### AIM OF THE TASK
Render the stretch from the start of the entries through the line containing "485, 1023, 512]" as a JSON list of strings, one string per line, with blank lines omitted.

### RECORDS SUPPLIED
--- Start ---

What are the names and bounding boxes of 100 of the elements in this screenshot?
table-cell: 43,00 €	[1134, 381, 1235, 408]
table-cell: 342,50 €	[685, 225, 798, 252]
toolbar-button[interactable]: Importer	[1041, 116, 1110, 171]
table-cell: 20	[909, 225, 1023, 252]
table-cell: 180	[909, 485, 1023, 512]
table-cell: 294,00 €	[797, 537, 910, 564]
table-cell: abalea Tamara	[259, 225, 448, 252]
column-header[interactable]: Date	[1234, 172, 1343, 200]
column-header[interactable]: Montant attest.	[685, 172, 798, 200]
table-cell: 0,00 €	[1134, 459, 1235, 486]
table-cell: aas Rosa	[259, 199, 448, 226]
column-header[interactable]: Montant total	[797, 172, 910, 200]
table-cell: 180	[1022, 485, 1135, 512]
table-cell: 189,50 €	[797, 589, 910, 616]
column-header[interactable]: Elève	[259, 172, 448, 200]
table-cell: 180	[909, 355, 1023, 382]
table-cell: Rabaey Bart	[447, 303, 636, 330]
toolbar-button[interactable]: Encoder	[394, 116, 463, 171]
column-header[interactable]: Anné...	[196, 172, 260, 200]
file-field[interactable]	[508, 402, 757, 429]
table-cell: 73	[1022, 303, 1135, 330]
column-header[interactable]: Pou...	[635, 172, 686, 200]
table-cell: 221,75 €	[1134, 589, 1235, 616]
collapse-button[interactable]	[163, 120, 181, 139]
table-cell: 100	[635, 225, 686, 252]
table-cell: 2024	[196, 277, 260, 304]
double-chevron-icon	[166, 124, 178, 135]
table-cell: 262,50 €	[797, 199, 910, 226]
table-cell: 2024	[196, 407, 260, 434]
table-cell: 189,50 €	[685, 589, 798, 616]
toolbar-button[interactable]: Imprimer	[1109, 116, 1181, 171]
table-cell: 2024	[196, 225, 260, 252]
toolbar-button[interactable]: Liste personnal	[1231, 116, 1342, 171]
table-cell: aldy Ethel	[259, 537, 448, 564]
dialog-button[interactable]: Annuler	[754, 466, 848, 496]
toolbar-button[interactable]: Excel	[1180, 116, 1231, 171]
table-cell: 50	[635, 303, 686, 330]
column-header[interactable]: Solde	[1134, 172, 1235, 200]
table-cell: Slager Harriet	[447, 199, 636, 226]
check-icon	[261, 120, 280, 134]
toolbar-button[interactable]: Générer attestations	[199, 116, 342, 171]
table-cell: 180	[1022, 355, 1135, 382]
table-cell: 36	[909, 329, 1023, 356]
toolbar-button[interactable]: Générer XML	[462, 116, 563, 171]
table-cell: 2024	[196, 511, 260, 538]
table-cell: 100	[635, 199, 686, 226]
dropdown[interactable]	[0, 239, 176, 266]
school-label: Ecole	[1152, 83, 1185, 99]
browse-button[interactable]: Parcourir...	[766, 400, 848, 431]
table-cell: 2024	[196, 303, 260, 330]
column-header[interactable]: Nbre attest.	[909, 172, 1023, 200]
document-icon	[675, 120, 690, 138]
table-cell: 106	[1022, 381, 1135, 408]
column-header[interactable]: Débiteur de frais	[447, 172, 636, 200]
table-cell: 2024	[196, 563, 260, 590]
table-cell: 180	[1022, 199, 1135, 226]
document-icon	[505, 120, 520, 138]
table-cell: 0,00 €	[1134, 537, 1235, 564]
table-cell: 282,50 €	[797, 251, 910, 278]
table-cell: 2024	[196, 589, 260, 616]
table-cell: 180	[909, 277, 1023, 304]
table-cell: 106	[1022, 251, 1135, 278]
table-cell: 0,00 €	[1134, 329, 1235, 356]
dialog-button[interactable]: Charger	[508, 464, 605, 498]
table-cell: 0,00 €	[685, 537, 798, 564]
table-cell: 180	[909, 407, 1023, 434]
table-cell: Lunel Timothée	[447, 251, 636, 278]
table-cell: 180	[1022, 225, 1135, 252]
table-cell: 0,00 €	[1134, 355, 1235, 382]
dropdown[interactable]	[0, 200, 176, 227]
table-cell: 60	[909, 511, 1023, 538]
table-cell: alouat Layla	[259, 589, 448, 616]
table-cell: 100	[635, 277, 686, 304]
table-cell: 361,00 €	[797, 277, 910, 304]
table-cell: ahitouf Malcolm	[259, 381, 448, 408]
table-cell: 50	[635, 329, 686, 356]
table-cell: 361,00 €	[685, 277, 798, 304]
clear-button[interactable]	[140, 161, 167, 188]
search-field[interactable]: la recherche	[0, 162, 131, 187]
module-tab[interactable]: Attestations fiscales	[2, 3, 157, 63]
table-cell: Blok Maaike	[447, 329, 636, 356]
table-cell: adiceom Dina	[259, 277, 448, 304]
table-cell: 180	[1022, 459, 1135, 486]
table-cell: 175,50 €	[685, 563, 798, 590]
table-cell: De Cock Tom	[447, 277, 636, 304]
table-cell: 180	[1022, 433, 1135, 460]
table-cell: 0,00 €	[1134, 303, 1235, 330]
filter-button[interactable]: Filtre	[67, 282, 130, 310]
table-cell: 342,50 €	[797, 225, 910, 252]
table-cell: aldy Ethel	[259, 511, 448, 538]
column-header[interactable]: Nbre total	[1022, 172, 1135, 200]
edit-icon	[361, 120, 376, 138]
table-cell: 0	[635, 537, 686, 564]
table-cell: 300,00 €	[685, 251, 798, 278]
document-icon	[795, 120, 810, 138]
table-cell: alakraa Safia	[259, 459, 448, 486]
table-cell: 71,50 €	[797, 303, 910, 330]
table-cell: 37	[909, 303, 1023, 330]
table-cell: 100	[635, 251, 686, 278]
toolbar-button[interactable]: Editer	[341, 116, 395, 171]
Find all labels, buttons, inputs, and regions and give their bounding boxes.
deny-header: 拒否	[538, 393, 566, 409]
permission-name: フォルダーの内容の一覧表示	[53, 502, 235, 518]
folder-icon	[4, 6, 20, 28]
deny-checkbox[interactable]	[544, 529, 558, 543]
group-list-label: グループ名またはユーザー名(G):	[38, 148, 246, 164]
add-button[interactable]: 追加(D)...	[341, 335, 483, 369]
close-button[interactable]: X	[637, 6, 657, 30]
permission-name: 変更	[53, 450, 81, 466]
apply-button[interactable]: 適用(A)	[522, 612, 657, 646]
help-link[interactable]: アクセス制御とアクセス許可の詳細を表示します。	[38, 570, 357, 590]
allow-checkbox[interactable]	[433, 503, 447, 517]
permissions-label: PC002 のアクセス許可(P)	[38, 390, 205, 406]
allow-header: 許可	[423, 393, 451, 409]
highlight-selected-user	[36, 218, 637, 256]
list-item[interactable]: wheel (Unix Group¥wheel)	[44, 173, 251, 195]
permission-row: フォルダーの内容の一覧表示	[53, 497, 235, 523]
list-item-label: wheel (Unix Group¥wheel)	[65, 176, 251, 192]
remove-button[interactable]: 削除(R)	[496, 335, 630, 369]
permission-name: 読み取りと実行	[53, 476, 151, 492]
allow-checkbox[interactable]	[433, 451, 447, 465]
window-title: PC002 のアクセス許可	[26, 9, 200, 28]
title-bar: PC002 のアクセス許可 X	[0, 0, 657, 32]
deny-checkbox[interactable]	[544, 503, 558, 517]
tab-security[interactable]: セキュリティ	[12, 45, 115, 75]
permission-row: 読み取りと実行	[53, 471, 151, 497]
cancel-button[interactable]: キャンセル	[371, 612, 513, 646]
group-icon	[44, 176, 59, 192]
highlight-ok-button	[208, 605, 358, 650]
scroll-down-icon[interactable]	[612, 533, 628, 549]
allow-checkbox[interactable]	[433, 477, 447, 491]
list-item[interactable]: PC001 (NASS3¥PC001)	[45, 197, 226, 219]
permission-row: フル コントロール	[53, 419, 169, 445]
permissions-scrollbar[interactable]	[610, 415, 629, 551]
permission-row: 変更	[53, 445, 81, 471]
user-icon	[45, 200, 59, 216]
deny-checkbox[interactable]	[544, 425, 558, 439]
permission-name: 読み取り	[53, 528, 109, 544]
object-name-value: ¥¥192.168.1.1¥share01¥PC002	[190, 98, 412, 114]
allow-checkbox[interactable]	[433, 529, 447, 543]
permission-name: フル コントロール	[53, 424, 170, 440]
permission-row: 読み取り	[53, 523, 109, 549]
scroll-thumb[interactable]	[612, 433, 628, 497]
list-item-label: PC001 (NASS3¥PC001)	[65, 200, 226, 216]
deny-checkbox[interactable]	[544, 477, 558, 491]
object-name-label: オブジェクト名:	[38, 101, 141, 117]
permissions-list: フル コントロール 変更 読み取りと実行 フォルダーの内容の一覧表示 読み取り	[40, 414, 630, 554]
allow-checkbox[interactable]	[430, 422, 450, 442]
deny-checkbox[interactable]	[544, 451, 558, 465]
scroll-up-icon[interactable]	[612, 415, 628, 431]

--- End ---

### ANSWER TO THIS PROBLEM
[
  "What are the names and bounding boxes of 100 of the elements in this screenshot?",
  "table-cell: 43,00 €\t[1134, 381, 1235, 408]",
  "table-cell: 342,50 €\t[685, 225, 798, 252]",
  "toolbar-button[interactable]: Importer\t[1041, 116, 1110, 171]",
  "table-cell: 20\t[909, 225, 1023, 252]",
  "table-cell: 180\t[909, 485, 1023, 512]"
]